▸ **Extracted material**
****
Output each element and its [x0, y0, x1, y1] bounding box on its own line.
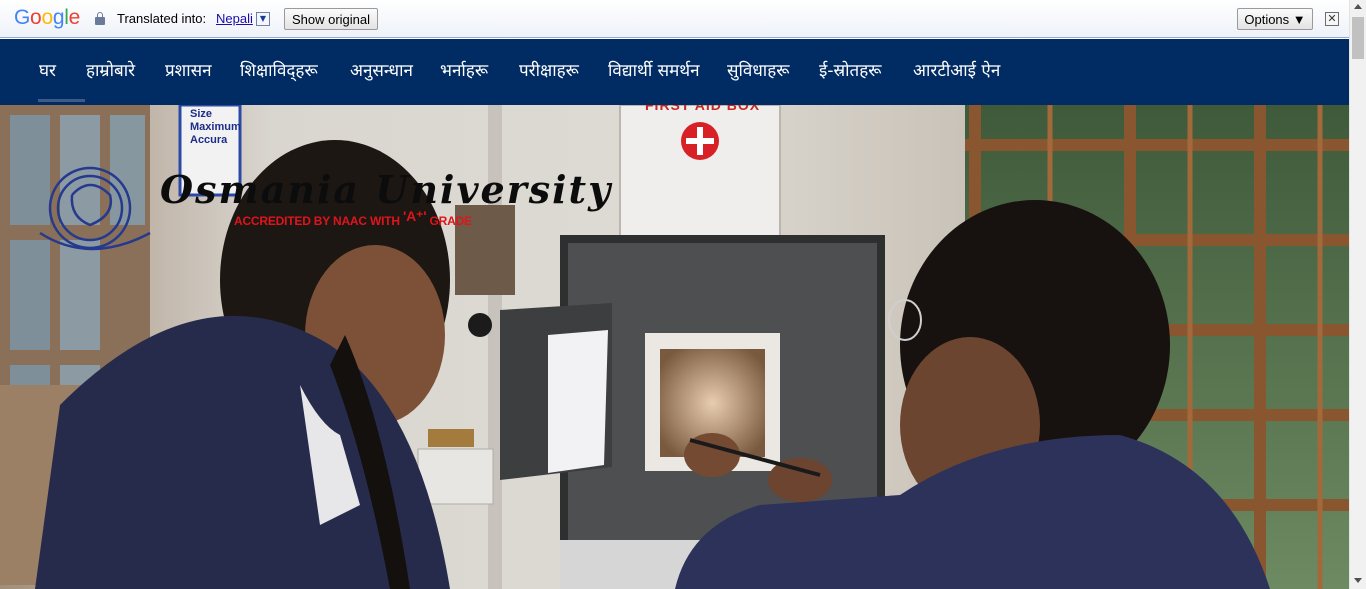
google-logo-letter: o [30, 6, 42, 29]
hero-banner: Size Maximum Accura FIRST AID BOX Osmani… [0, 105, 1349, 589]
accreditation-text: ACCREDITED BY NAAC WITH 'A⁺' GRADE [234, 208, 472, 229]
scroll-thumb[interactable] [1352, 17, 1364, 59]
nav-item-facilities[interactable]: सुविधाहरू [727, 58, 789, 81]
language-link[interactable]: Nepali [216, 11, 253, 26]
google-logo-letter: G [14, 6, 31, 29]
nav-item-e-resources[interactable]: ई-स्रोतहरू [819, 58, 881, 81]
nav-item-examinations[interactable]: परीक्षाहरू [519, 58, 579, 81]
google-translate-bar: Google Translated into: Nepali ▼ Show or… [0, 0, 1366, 38]
google-logo-letter: o [41, 6, 53, 29]
nav-item-student-support[interactable]: विद्यार्थी समर्थन [608, 58, 700, 81]
google-logo: Google [14, 6, 80, 30]
first-aid-box-label: FIRST AID BOX [645, 105, 761, 113]
nav-item-administration[interactable]: प्रशासन [165, 58, 212, 81]
board-notice-text: Size Maximum Accura [190, 108, 241, 146]
nav-item-academics[interactable]: शिक्षाविद्हरू [240, 58, 318, 81]
google-logo-letter: g [52, 6, 65, 29]
accreditation-grade: 'A⁺' [402, 208, 427, 224]
nav-item-about[interactable]: हाम्रोबारे [86, 58, 135, 81]
show-original-button[interactable]: Show original [284, 8, 378, 30]
main-navigation: घर हाम्रोबारे प्रशासन शिक्षाविद्हरू अनुस… [0, 39, 1349, 105]
nav-item-admissions[interactable]: भर्नाहरू [440, 58, 488, 81]
google-logo-letter: e [68, 6, 81, 29]
page-scrollbar[interactable] [1349, 0, 1366, 589]
scroll-down-arrow-icon[interactable] [1354, 578, 1362, 583]
nav-item-home[interactable]: घर [39, 58, 56, 81]
accreditation-prefix: ACCREDITED BY NAAC WITH [234, 214, 403, 228]
options-button[interactable]: Options ▼ [1237, 8, 1313, 30]
accreditation-suffix: GRADE [426, 214, 472, 228]
close-icon[interactable]: ✕ [1325, 12, 1339, 26]
translated-into-label: Translated into: [117, 11, 207, 26]
nav-item-research[interactable]: अनुसन्धान [350, 58, 413, 81]
lock-icon [95, 12, 105, 25]
scroll-up-arrow-icon[interactable] [1354, 4, 1362, 9]
active-nav-indicator [38, 99, 85, 102]
language-dropdown-icon[interactable]: ▼ [256, 12, 270, 26]
university-name: Osmania University [160, 167, 613, 212]
nav-item-rti-act[interactable]: आरटीआई ऐन [913, 58, 1000, 81]
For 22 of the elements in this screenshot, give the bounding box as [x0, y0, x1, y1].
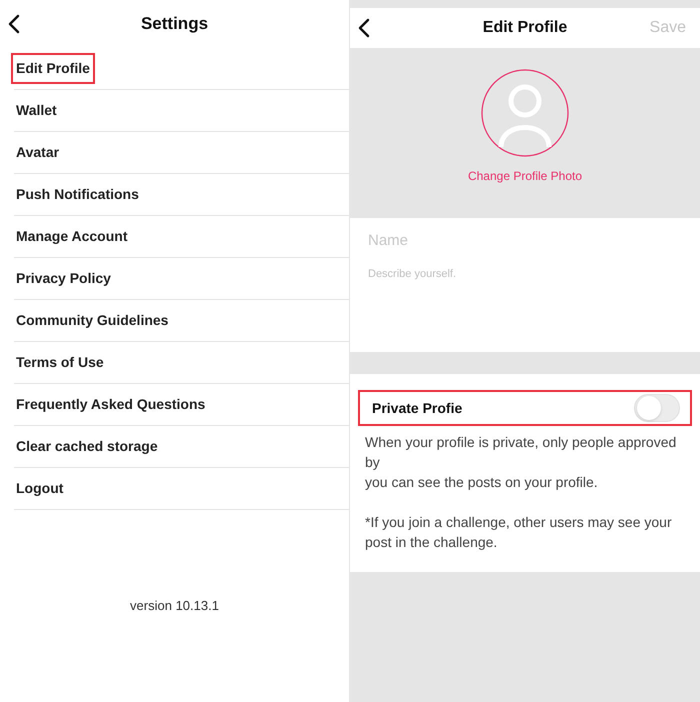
****
▸ **Task instructions**
Please rename "interactable" to "clickable" in the lines from the one that has "google-logo-letter: o [30, 6, 42, 29]" through the one that has "google-logo-letter: G [14, 6, 31, 29]", and give only those lines back with nothing else changed.

▸ **Reply**
google-logo-letter: o [30, 6, 42, 29]
hero-banner: Size Maximum Accura FIRST AID BOX Osmani… [0, 105, 1349, 589]
accreditation-text: ACCREDITED BY NAAC WITH 'A⁺' GRADE [234, 208, 472, 229]
scroll-thumb[clickable] [1352, 17, 1364, 59]
nav-item-facilities[clickable]: सुविधाहरू [727, 58, 789, 81]
language-link[clickable]: Nepali [216, 11, 253, 26]
google-logo-letter: G [14, 6, 31, 29]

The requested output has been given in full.